• The problem
Quote the whole listing word for word, please.
** start Entries **
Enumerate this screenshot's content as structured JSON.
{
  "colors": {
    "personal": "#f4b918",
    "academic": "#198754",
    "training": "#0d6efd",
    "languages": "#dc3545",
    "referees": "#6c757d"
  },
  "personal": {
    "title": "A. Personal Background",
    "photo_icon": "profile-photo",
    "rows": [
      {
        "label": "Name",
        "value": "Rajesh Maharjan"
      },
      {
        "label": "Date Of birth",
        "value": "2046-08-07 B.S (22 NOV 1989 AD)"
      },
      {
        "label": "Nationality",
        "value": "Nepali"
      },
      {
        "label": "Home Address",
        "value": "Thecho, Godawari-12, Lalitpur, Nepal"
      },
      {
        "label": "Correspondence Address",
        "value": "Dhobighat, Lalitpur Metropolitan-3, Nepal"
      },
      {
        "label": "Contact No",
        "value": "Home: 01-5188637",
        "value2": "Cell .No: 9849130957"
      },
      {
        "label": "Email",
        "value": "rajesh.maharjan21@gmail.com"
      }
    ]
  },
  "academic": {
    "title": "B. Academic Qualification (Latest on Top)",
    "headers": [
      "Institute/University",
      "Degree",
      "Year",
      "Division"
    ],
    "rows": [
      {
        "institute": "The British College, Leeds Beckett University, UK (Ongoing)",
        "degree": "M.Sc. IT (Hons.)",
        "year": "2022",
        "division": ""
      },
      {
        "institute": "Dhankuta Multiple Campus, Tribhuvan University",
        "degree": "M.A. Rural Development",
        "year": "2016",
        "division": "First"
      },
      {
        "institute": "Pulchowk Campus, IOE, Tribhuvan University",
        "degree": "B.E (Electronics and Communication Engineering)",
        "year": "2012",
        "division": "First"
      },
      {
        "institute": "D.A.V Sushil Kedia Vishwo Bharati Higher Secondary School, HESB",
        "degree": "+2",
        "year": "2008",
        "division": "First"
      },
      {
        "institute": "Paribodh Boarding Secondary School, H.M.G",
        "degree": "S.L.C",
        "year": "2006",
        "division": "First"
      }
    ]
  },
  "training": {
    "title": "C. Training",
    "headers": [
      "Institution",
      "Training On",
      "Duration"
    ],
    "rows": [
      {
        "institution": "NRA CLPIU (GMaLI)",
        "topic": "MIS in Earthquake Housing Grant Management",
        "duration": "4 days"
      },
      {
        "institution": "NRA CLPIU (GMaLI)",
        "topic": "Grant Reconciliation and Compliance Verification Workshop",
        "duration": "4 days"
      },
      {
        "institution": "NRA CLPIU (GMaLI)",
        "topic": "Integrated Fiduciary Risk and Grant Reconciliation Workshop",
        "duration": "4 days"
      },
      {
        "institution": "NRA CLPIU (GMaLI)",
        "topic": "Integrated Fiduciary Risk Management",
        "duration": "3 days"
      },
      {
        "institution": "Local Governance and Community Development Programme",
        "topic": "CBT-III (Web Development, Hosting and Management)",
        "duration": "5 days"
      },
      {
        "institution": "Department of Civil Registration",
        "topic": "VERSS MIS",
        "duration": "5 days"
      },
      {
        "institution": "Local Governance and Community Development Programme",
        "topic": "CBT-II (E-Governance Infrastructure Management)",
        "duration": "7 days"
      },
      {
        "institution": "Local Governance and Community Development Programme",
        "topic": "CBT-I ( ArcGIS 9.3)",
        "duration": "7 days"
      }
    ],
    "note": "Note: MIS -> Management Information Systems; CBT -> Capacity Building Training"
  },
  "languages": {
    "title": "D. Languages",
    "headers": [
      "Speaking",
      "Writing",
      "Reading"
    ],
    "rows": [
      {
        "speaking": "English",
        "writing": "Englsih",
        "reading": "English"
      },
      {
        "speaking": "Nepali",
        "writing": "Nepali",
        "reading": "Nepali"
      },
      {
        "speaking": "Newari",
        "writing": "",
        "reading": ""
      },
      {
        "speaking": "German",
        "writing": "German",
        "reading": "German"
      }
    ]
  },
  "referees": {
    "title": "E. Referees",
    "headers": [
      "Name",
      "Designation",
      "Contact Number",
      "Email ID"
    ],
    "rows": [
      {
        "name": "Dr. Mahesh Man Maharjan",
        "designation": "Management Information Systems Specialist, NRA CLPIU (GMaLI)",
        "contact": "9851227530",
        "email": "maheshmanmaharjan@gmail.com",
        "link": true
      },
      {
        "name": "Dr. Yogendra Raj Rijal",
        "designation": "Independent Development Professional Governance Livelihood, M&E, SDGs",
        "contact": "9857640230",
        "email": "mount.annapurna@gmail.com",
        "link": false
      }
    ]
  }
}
** end Entries **
• The output
Enumerate this screenshot's content as structured JSON.
{
  "colors": {
    "personal": "#f4b918",
    "academic": "#198754",
    "training": "#0d6efd",
    "languages": "#dc3545",
    "referees": "#6c757d"
  },
  "personal": {
    "title": "A. Personal Background",
    "photo_icon": "profile-photo",
    "rows": [
      {
        "label": "Name",
        "value": "Rajesh Maharjan"
      },
      {
        "label": "Date Of birth",
        "value": "2046-08-07 B.S (22 NOV 1989 AD)"
      },
      {
        "label": "Nationality",
        "value": "Nepali"
      },
      {
        "label": "Home Address",
        "value": "Thecho, Godawari-12, Lalitpur, Nepal"
      },
      {
        "label": "Correspondence Address",
        "value": "Dhobighat, Lalitpur Metropolitan-3, Nepal"
      },
      {
        "label": "Contact No",
        "value": "Home: 01-5188637",
        "value2": "Cell .No: 9849130957"
      },
      {
        "label": "Email",
        "value": "rajesh.maharjan21@gmail.com"
      }
    ]
  },
  "academic": {
    "title": "B. Academic Qualification (Latest on Top)",
    "headers": [
      "Institute/University",
      "Degree",
      "Year",
      "Division"
    ],
    "rows": [
      {
        "institute": "The British College, Leeds Beckett University, UK (Ongoing)",
        "degree": "M.Sc. IT (Hons.)",
        "year": "2022",
        "division": ""
      },
      {
        "institute": "Dhankuta Multiple Campus, Tribhuvan University",
        "degree": "M.A. Rural Development",
        "year": "2016",
        "division": "First"
      },
      {
        "institute": "Pulchowk Campus, IOE, Tribhuvan University",
        "degree": "B.E (Electronics and Communication Engineering)",
        "year": "2012",
        "division": "First"
      },
      {
        "institute": "D.A.V Sushil Kedia Vishwo Bharati Higher Secondary School, HESB",
        "degree": "+2",
        "year": "2008",
        "division": "First"
      },
      {
        "institute": "Paribodh Boarding Secondary School, H.M.G",
        "degree": "S.L.C",
        "year": "2006",
        "division": "First"
      }
    ]
  },
  "training": {
    "title": "C. Training",
    "headers": [
      "Institution",
      "Training On",
      "Duration"
    ],
    "rows": [
      {
        "institution": "NRA CLPIU (GMaLI)",
        "topic": "MIS in Earthquake Housing Grant Management",
        "duration": "4 days"
      },
      {
        "institution": "NRA CLPIU (GMaLI)",
        "topic": "Grant Reconciliation and Compliance Verification Workshop",
        "duration": "4 days"
      },
      {
        "institution": "NRA CLPIU (GMaLI)",
        "topic": "Integrated Fiduciary Risk and Grant Reconciliation Workshop",
        "duration": "4 days"
      },
      {
        "institution": "NRA CLPIU (GMaLI)",
        "topic": "Integrated Fiduciary Risk Management",
        "duration": "3 days"
      },
      {
        "institution": "Local Governance and Community Development Programme",
        "topic": "CBT-III (Web Development, Hosting and Management)",
        "duration": "5 days"
      },
      {
        "institution": "Department of Civil Registration",
        "topic": "VERSS MIS",
        "duration": "5 days"
      },
      {
        "institution": "Local Governance and Community Development Programme",
        "topic": "CBT-II (E-Governance Infrastructure Management)",
        "duration": "7 days"
      },
      {
        "institution": "Local Governance and Community Development Programme",
        "topic": "CBT-I ( ArcGIS 9.3)",
        "duration": "7 days"
      }
    ],
    "note": "Note: MIS -> Management Information Systems; CBT -> Capacity Building Training"
  },
  "languages": {
    "title": "D. Languages",
    "headers": [
      "Speaking",
      "Writing",
      "Reading"
    ],
    "rows": [
      {
        "speaking": "English",
        "writing": "Englsih",
        "reading": "English"
      },
      {
        "speaking": "Nepali",
        "writing": "Nepali",
        "reading": "Nepali"
      },
      {
        "speaking": "Newari",
        "writing": "",
        "reading": ""
      },
      {
        "speaking": "German",
        "writing": "German",
        "reading": "German"
      }
    ]
  },
  "referees": {
    "title": "E. Referees",
    "headers": [
      "Name",
      "Designation",
      "Contact Number",
      "Email ID"
    ],
    "rows": [
      {
        "name": "Dr. Mahesh Man Maharjan",
        "designation": "Management Information Systems Specialist, NRA CLPIU (GMaLI)",
        "contact": "9851227530",
        "email": "maheshmanmaharjan@gmail.com",
        "link": true
      },
      {
        "name": "Dr. Yogendra Raj Rijal",
        "designation": "Independent Development Professional Governance Livelihood, M&E, SDGs",
        "contact": "9857640230",
        "email": "mount.annapurna@gmail.com",
        "link": false
      }
    ]
  }
}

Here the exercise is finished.